Work required:
Repeat every line below exactly, word for word.

▼

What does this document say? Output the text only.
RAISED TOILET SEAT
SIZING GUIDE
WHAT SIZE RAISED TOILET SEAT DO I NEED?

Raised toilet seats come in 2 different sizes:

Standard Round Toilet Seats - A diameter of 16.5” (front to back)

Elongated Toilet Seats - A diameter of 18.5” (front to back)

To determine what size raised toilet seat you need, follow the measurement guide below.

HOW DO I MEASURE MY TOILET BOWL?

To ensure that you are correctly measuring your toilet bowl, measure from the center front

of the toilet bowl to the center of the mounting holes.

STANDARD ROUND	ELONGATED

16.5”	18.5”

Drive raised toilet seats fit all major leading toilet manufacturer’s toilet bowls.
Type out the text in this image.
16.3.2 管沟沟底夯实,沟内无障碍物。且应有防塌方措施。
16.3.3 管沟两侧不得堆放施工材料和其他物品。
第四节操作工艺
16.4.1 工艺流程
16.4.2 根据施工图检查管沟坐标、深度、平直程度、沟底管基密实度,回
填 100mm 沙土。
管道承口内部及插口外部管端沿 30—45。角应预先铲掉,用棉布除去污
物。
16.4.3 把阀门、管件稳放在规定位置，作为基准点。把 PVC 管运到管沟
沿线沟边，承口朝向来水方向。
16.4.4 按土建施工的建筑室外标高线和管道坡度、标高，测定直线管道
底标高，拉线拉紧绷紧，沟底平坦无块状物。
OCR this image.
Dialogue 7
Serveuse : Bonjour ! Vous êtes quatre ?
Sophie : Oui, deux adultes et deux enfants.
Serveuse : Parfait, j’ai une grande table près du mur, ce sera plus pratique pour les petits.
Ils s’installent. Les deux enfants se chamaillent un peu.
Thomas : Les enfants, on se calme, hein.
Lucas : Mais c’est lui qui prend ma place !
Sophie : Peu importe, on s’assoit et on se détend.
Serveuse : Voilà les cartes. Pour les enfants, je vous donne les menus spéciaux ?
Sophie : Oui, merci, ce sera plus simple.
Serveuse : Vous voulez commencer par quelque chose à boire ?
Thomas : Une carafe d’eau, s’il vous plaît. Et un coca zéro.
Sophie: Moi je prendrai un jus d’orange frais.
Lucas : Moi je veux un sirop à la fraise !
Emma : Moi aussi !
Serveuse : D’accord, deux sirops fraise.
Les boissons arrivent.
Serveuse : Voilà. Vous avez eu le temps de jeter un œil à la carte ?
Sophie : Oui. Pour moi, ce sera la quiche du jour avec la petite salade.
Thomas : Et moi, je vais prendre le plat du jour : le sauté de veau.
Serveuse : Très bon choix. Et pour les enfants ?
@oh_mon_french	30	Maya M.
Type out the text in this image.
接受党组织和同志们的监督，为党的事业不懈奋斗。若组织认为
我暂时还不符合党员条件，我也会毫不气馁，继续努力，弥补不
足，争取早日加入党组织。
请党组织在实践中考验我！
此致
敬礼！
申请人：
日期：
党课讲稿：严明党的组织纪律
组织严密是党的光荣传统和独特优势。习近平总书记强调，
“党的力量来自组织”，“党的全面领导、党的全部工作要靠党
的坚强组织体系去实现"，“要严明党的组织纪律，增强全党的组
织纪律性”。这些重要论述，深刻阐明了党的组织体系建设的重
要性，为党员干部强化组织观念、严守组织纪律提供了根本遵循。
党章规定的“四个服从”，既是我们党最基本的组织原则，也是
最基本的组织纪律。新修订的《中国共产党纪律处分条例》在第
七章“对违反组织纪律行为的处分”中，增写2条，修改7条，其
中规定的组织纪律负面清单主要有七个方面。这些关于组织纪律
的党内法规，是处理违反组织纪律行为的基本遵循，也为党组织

▲

Answer for this exercise:
What does this document say? Output the text only.
RAISED TOILET SEAT
SIZING GUIDE
WHAT SIZE RAISED TOILET SEAT DO I NEED?

Raised toilet seats come in 2 different sizes:

Standard Round Toilet Seats - A diameter of 16.5” (front to back)

Elongated Toilet Seats - A diameter of 18.5” (front to back)

To determine what size raised toilet seat you need, follow the measurement guide below.

HOW DO I MEASURE MY TOILET BOWL?

To ensure that you are correctly measuring your toilet bowl, measure from the center front

of the toilet bowl to the center of the mounting holes.

STANDARD ROUND	ELONGATED

16.5”	18.5”

Drive raised toilet seats fit all major leading toilet manufacturer’s toilet bowls.
Type out the text in this image.
16.3.2 管沟沟底夯实,沟内无障碍物。且应有防塌方措施。
16.3.3 管沟两侧不得堆放施工材料和其他物品。
第四节操作工艺
16.4.1 工艺流程
16.4.2 根据施工图检查管沟坐标、深度、平直程度、沟底管基密实度,回
填 100mm 沙土。
管道承口内部及插口外部管端沿 30—45。角应预先铲掉,用棉布除去污
物。
16.4.3 把阀门、管件稳放在规定位置，作为基准点。把 PVC 管运到管沟
沿线沟边，承口朝向来水方向。
16.4.4 按土建施工的建筑室外标高线和管道坡度、标高，测定直线管道
底标高，拉线拉紧绷紧，沟底平坦无块状物。
OCR this image.
Dialogue 7
Serveuse : Bonjour ! Vous êtes quatre ?
Sophie : Oui, deux adultes et deux enfants.
Serveuse : Parfait, j’ai une grande table près du mur, ce sera plus pratique pour les petits.
Ils s’installent. Les deux enfants se chamaillent un peu.
Thomas : Les enfants, on se calme, hein.
Lucas : Mais c’est lui qui prend ma place !
Sophie : Peu importe, on s’assoit et on se détend.
Serveuse : Voilà les cartes. Pour les enfants, je vous donne les menus spéciaux ?
Sophie : Oui, merci, ce sera plus simple.
Serveuse : Vous voulez commencer par quelque chose à boire ?
Thomas : Une carafe d’eau, s’il vous plaît. Et un coca zéro.
Sophie: Moi je prendrai un jus d’orange frais.
Lucas : Moi je veux un sirop à la fraise !
Emma : Moi aussi !
Serveuse : D’accord, deux sirops fraise.
Les boissons arrivent.
Serveuse : Voilà. Vous avez eu le temps de jeter un œil à la carte ?
Sophie : Oui. Pour moi, ce sera la quiche du jour avec la petite salade.
Thomas : Et moi, je vais prendre le plat du jour : le sauté de veau.
Serveuse : Très bon choix. Et pour les enfants ?
@oh_mon_french	30	Maya M.
Type out the text in this image.
接受党组织和同志们的监督，为党的事业不懈奋斗。若组织认为
我暂时还不符合党员条件，我也会毫不气馁，继续努力，弥补不
足，争取早日加入党组织。
请党组织在实践中考验我！
此致
敬礼！
申请人：
日期：
党课讲稿：严明党的组织纪律
组织严密是党的光荣传统和独特优势。习近平总书记强调，
“党的力量来自组织”，“党的全面领导、党的全部工作要靠党
的坚强组织体系去实现"，“要严明党的组织纪律，增强全党的组
织纪律性”。这些重要论述，深刻阐明了党的组织体系建设的重
要性，为党员干部强化组织观念、严守组织纪律提供了根本遵循。
党章规定的“四个服从”，既是我们党最基本的组织原则，也是
最基本的组织纪律。新修订的《中国共产党纪律处分条例》在第
七章“对违反组织纪律行为的处分”中，增写2条，修改7条，其
中规定的组织纪律负面清单主要有七个方面。这些关于组织纪律
的党内法规，是处理违反组织纪律行为的基本遵循，也为党组织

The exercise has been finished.